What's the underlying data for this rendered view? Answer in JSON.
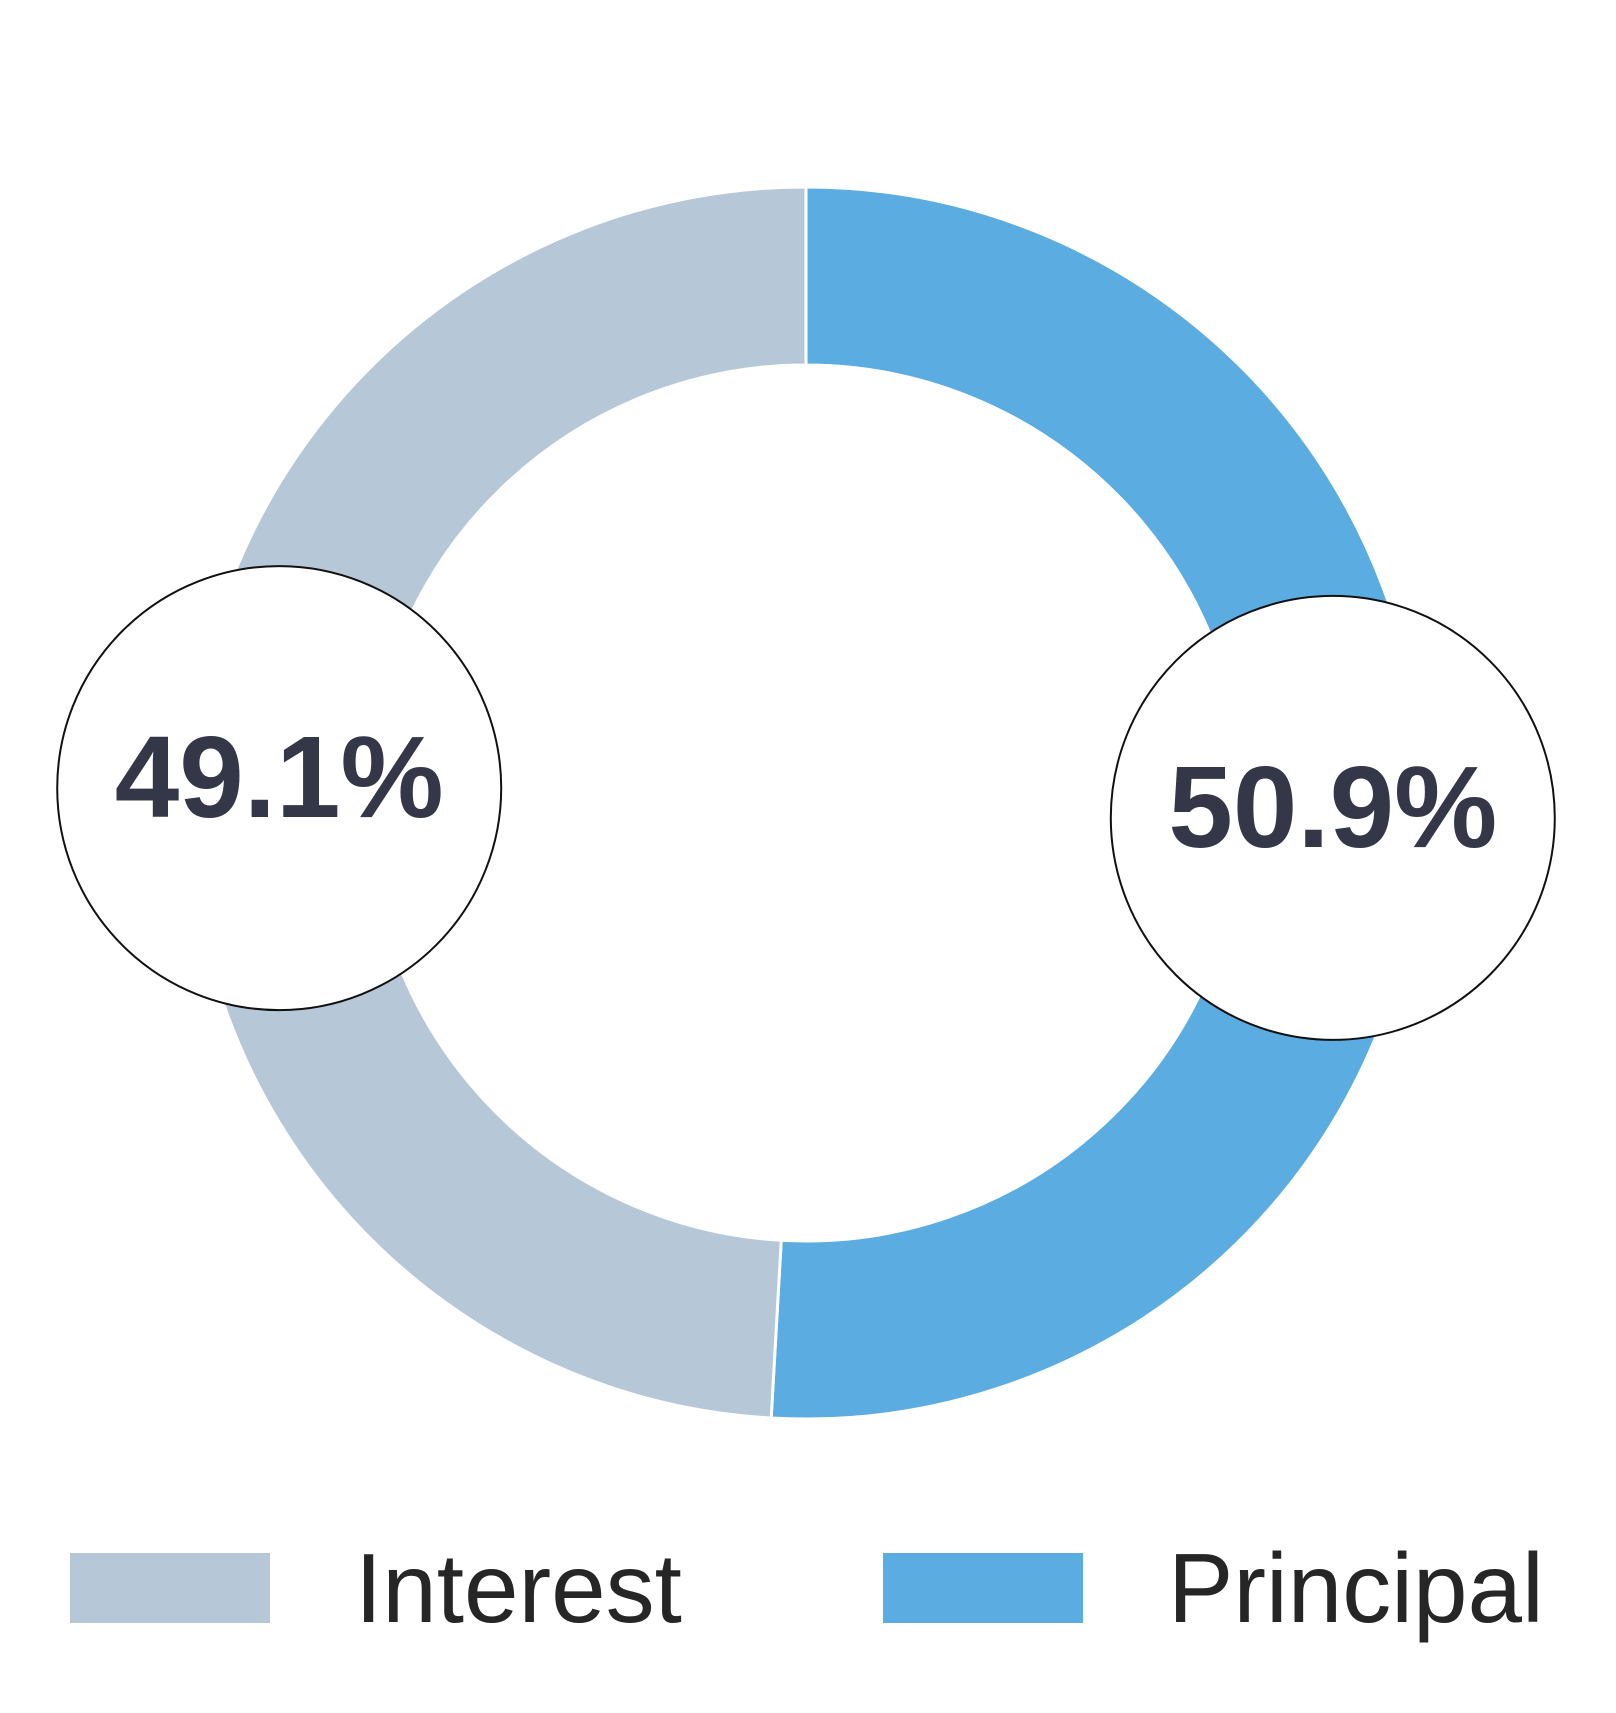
{
  "chart_data": {
    "type": "pie",
    "variant": "donut",
    "title": "",
    "categories": [
      "Interest",
      "Principal"
    ],
    "values": [
      49.1,
      50.9
    ],
    "unit": "%",
    "start_angle": "top",
    "direction": "clockwise",
    "legend_position": "bottom",
    "segments": [
      {
        "label": "Principal",
        "value": 50.9,
        "pct_label": "50.9%",
        "color": "#5bace0"
      },
      {
        "label": "Interest",
        "value": 49.1,
        "pct_label": "49.1%",
        "color": "#b6c7d8"
      }
    ],
    "pct_label_color": "#333747",
    "badge_fill": "#ffffff",
    "badge_border": "#111111",
    "segment_gap_color": "#ffffff"
  },
  "legend": {
    "items": [
      {
        "label": "Interest",
        "color": "#b6c7d8"
      },
      {
        "label": "Principal",
        "color": "#5bace0"
      }
    ]
  }
}
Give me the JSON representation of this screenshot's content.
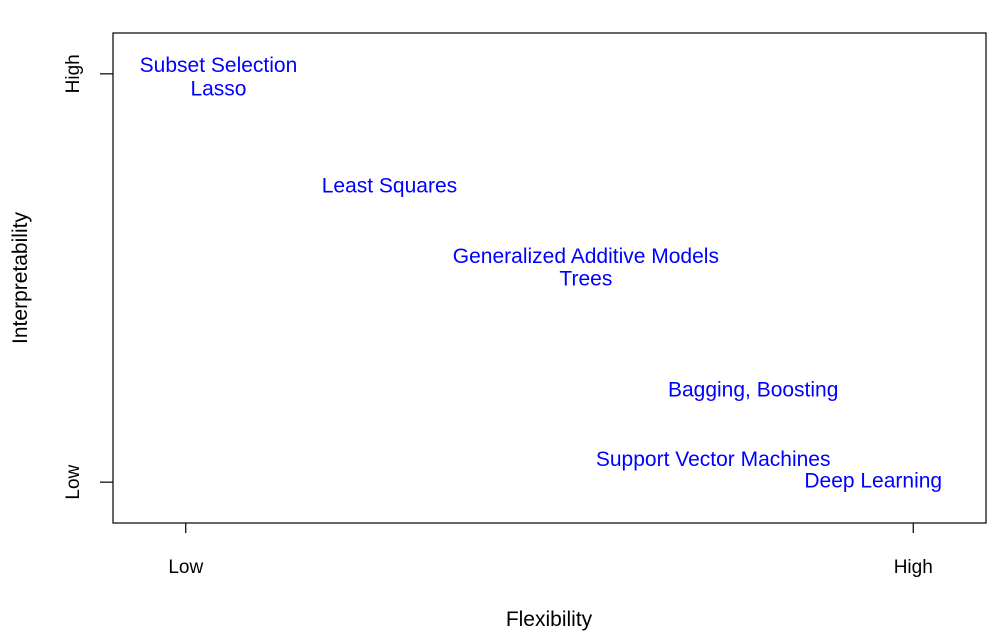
{
  "chart_data": {
    "type": "scatter",
    "title": "",
    "xlabel": "Flexibility",
    "ylabel": "Interpretability",
    "xlim": [
      -0.1,
      1.1
    ],
    "ylim": [
      -0.1,
      1.1
    ],
    "grid": false,
    "label_color": "#0000ff",
    "axis_color": "#000000",
    "x_ticks": [
      {
        "value": 0,
        "label": "Low"
      },
      {
        "value": 1,
        "label": "High"
      }
    ],
    "y_ticks": [
      {
        "value": 0,
        "label": "Low"
      },
      {
        "value": 1,
        "label": "High"
      }
    ],
    "points": [
      {
        "label": "Subset Selection",
        "x": 0.045,
        "y": 1.02
      },
      {
        "label": "Lasso",
        "x": 0.045,
        "y": 0.963
      },
      {
        "label": "Least Squares",
        "x": 0.28,
        "y": 0.725
      },
      {
        "label": "Generalized Additive Models",
        "x": 0.55,
        "y": 0.553
      },
      {
        "label": "Trees",
        "x": 0.55,
        "y": 0.498
      },
      {
        "label": "Bagging, Boosting",
        "x": 0.78,
        "y": 0.226
      },
      {
        "label": "Support Vector Machines",
        "x": 0.725,
        "y": 0.056
      },
      {
        "label": "Deep Learning",
        "x": 0.945,
        "y": 0.003
      }
    ]
  }
}
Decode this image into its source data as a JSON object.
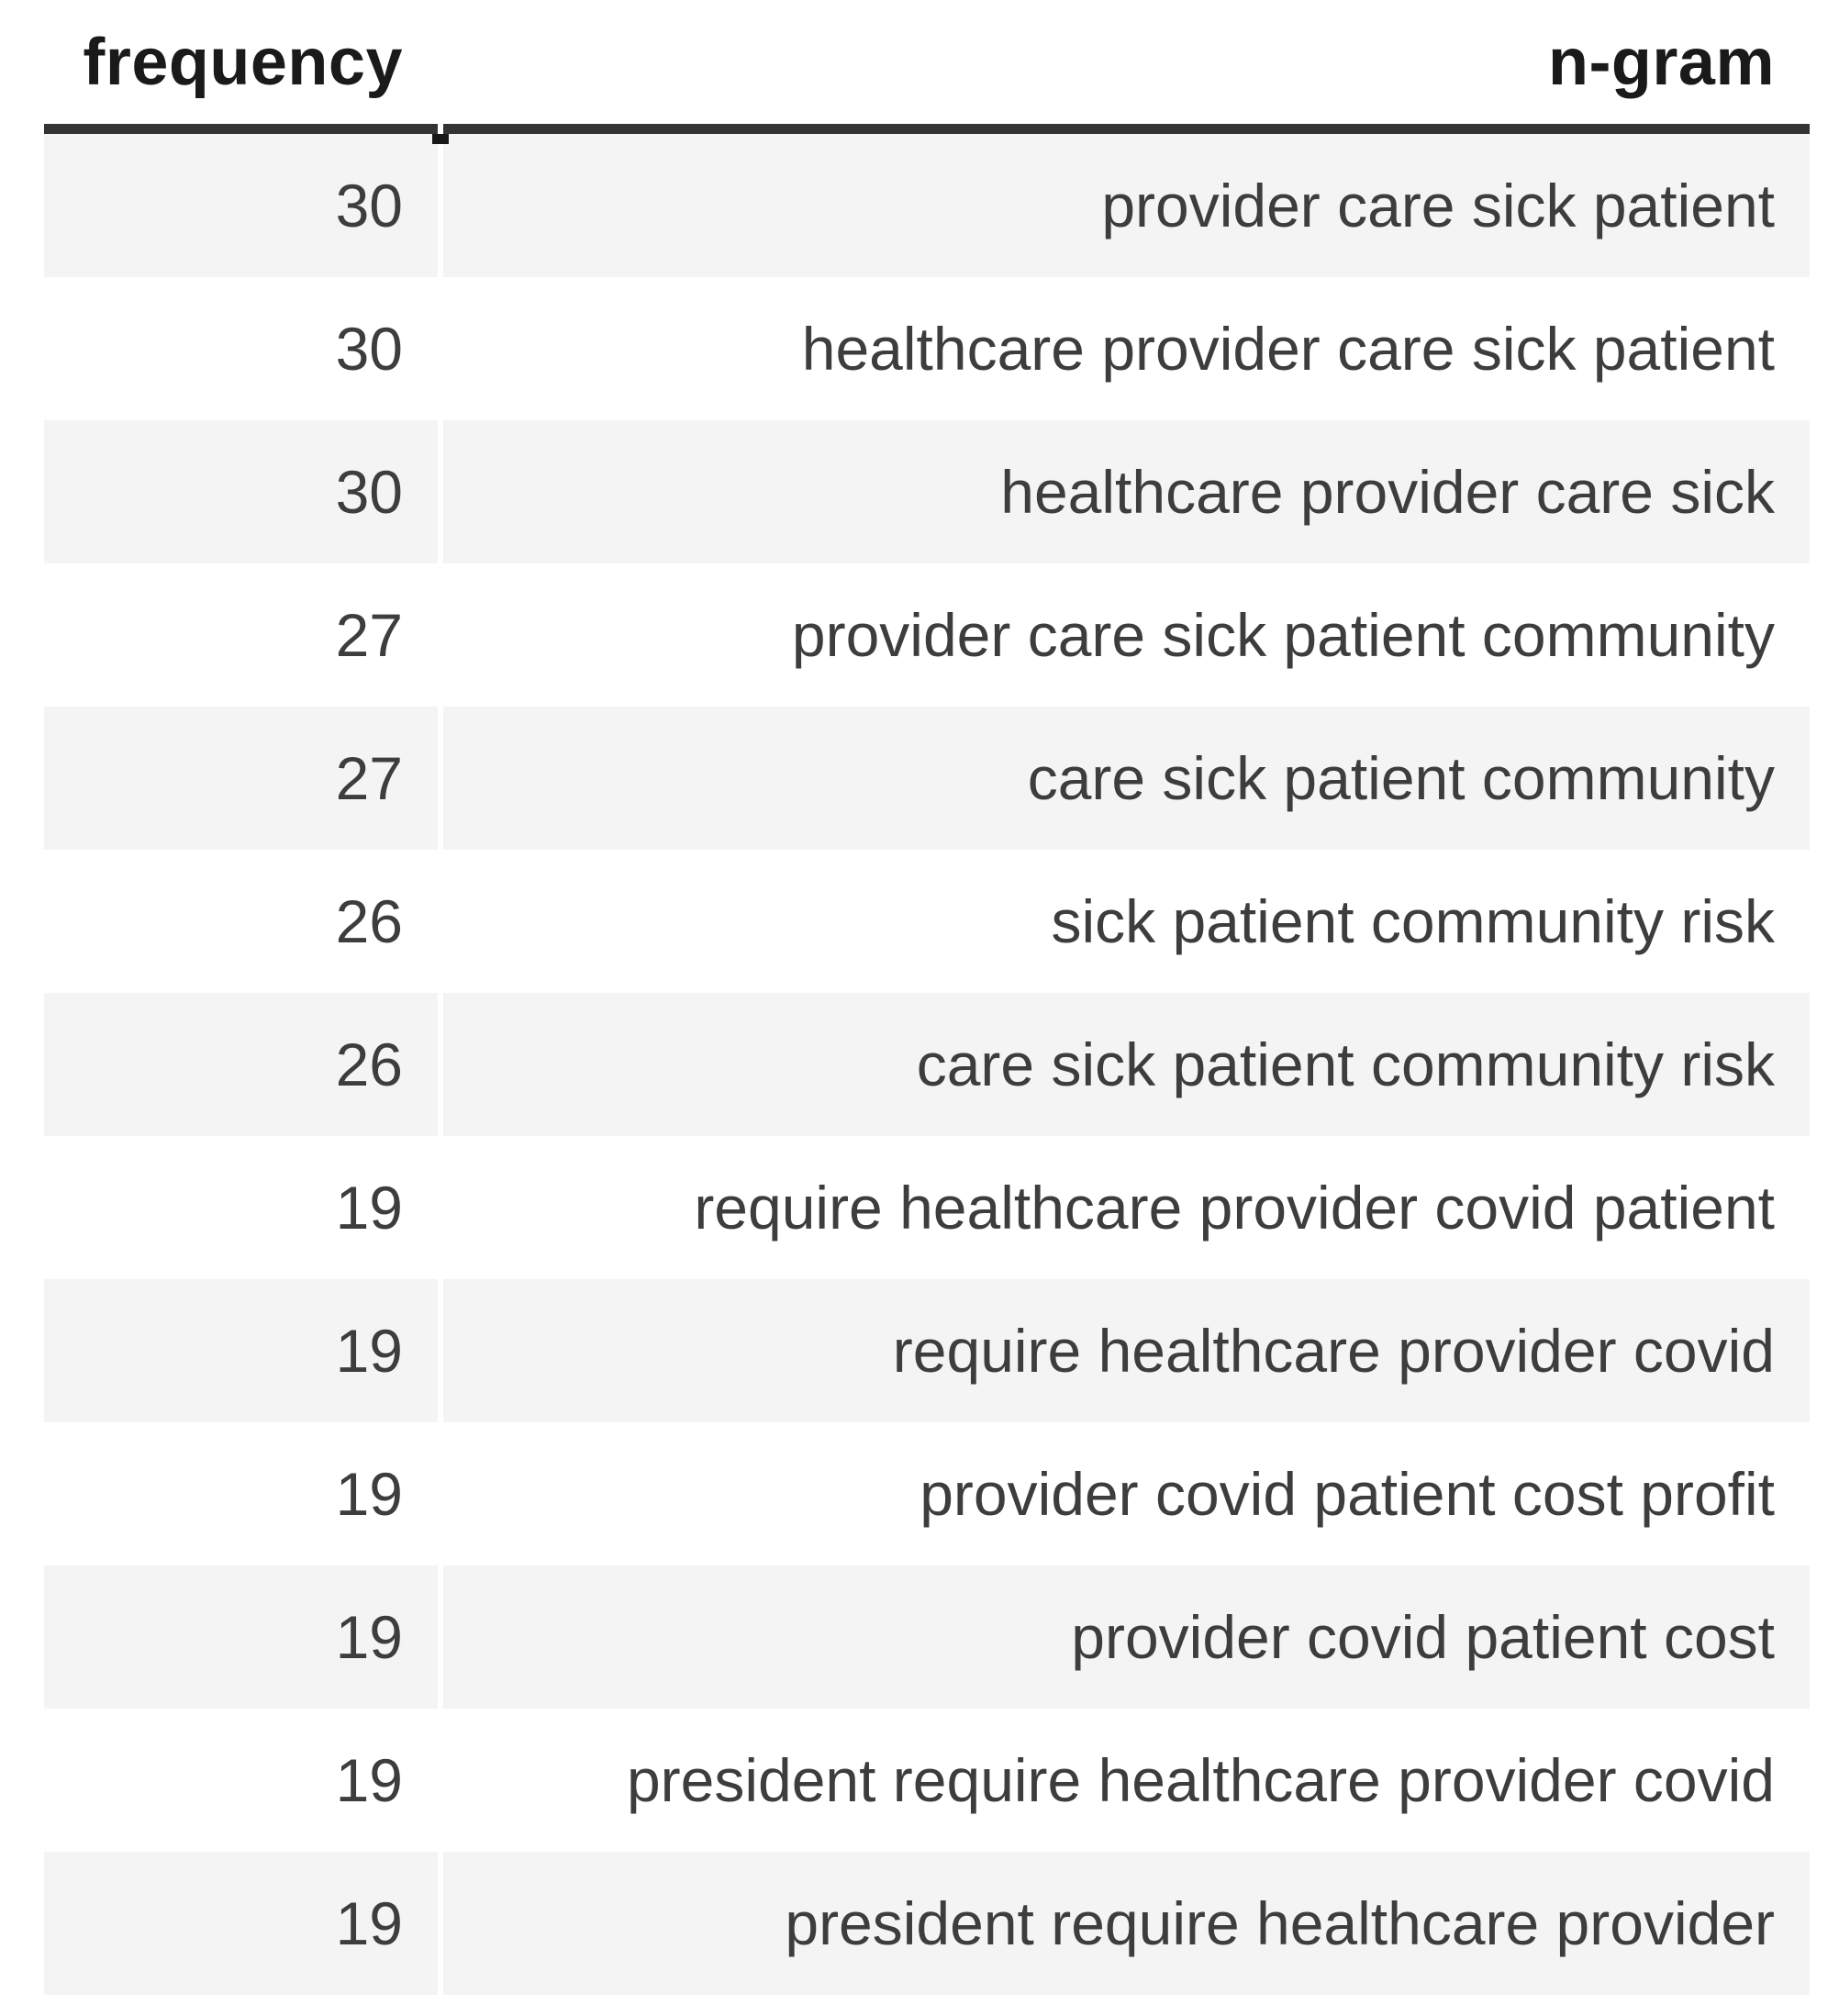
{
  "chart_data": {
    "type": "table",
    "title": "",
    "columns": [
      "frequency",
      "n-gram"
    ],
    "rows": [
      {
        "frequency": "30",
        "ngram": "provider care sick patient"
      },
      {
        "frequency": "30",
        "ngram": "healthcare provider care sick patient"
      },
      {
        "frequency": "30",
        "ngram": "healthcare provider care sick"
      },
      {
        "frequency": "27",
        "ngram": "provider care sick patient community"
      },
      {
        "frequency": "27",
        "ngram": "care sick patient community"
      },
      {
        "frequency": "26",
        "ngram": "sick patient community risk"
      },
      {
        "frequency": "26",
        "ngram": "care sick patient community risk"
      },
      {
        "frequency": "19",
        "ngram": "require healthcare provider covid patient"
      },
      {
        "frequency": "19",
        "ngram": "require healthcare provider covid"
      },
      {
        "frequency": "19",
        "ngram": "provider covid patient cost profit"
      },
      {
        "frequency": "19",
        "ngram": "provider covid patient cost"
      },
      {
        "frequency": "19",
        "ngram": "president require healthcare provider covid"
      },
      {
        "frequency": "19",
        "ngram": "president require healthcare provider"
      }
    ],
    "layout": {
      "frequency_alignment": "right",
      "ngram_alignment": "right",
      "zebra_striping": "odd rows shaded starting with first data row"
    }
  },
  "table": {
    "columns": [
      "frequency",
      "n-gram"
    ],
    "rows": [
      {
        "frequency": "30",
        "ngram": "provider care sick patient"
      },
      {
        "frequency": "30",
        "ngram": "healthcare provider care sick patient"
      },
      {
        "frequency": "30",
        "ngram": "healthcare provider care sick"
      },
      {
        "frequency": "27",
        "ngram": "provider care sick patient community"
      },
      {
        "frequency": "27",
        "ngram": "care sick patient community"
      },
      {
        "frequency": "26",
        "ngram": "sick patient community risk"
      },
      {
        "frequency": "26",
        "ngram": "care sick patient community risk"
      },
      {
        "frequency": "19",
        "ngram": "require healthcare provider covid patient"
      },
      {
        "frequency": "19",
        "ngram": "require healthcare provider covid"
      },
      {
        "frequency": "19",
        "ngram": "provider covid patient cost profit"
      },
      {
        "frequency": "19",
        "ngram": "provider covid patient cost"
      },
      {
        "frequency": "19",
        "ngram": "president require healthcare provider covid"
      },
      {
        "frequency": "19",
        "ngram": "president require healthcare provider"
      }
    ]
  },
  "theme": {
    "background_color": "#ffffff",
    "stripe_color": "#f4f4f4",
    "header_text_color": "#1a1a1a",
    "cell_text_color": "#3d3d3d",
    "header_rule_color": "#343434"
  }
}
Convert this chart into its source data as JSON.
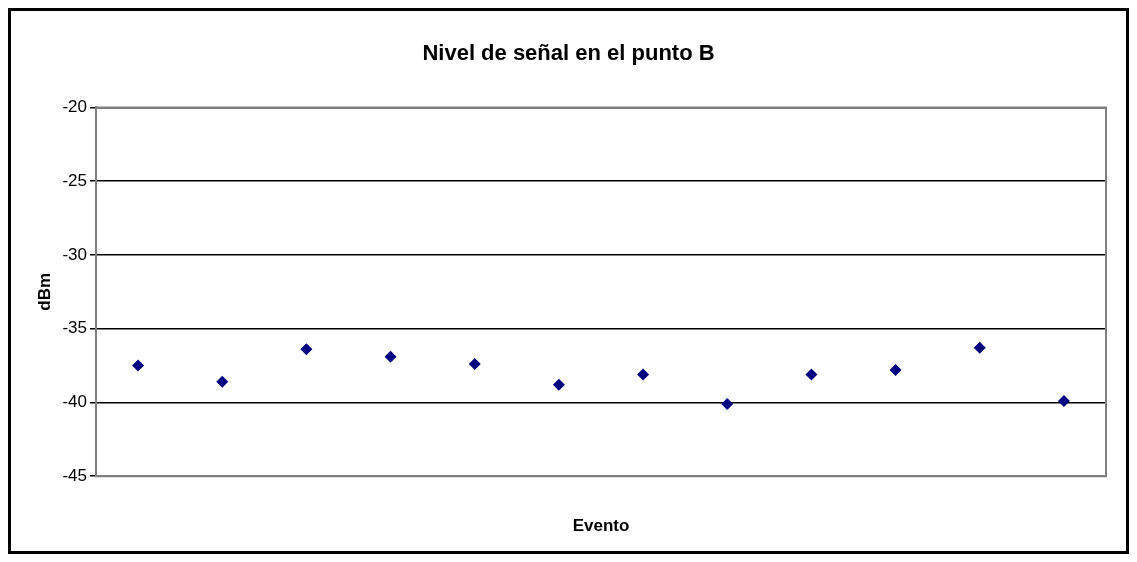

» What is needed
Only lines holding the string "right" are wanted; gather each one from the entries above.

» Output
      "frequency_alignment": "right",
      "ngram_alignment": "right",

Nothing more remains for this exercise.